Work to be completed -> Find each line with the word "name" and say how many there are, nothing else.

(A run of records)
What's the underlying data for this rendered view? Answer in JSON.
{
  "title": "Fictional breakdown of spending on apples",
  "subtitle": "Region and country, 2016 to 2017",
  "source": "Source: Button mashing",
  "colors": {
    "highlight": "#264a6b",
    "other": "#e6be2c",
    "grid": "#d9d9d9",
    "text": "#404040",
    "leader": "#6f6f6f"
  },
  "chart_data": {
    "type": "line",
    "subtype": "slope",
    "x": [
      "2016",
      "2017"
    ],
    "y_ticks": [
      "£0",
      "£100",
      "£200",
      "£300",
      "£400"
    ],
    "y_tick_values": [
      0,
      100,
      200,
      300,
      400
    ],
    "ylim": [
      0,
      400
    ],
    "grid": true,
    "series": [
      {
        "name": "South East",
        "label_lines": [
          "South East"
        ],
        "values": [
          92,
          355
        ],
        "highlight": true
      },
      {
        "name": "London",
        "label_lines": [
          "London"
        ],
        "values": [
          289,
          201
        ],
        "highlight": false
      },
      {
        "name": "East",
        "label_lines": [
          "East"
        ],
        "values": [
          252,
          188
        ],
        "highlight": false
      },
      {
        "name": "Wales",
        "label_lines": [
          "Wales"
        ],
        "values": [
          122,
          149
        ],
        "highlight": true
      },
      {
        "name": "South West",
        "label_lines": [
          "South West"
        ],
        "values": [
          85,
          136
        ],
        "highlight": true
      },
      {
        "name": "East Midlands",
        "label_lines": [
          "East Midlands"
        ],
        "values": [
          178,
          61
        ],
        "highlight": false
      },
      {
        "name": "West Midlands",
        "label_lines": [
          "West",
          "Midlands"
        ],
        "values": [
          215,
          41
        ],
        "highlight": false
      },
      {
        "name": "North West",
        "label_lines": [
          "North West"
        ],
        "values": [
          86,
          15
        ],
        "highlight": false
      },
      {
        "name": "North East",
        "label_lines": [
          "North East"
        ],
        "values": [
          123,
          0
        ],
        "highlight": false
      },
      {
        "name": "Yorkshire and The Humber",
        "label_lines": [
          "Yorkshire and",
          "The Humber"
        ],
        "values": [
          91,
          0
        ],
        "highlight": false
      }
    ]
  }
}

Worked solution -> 10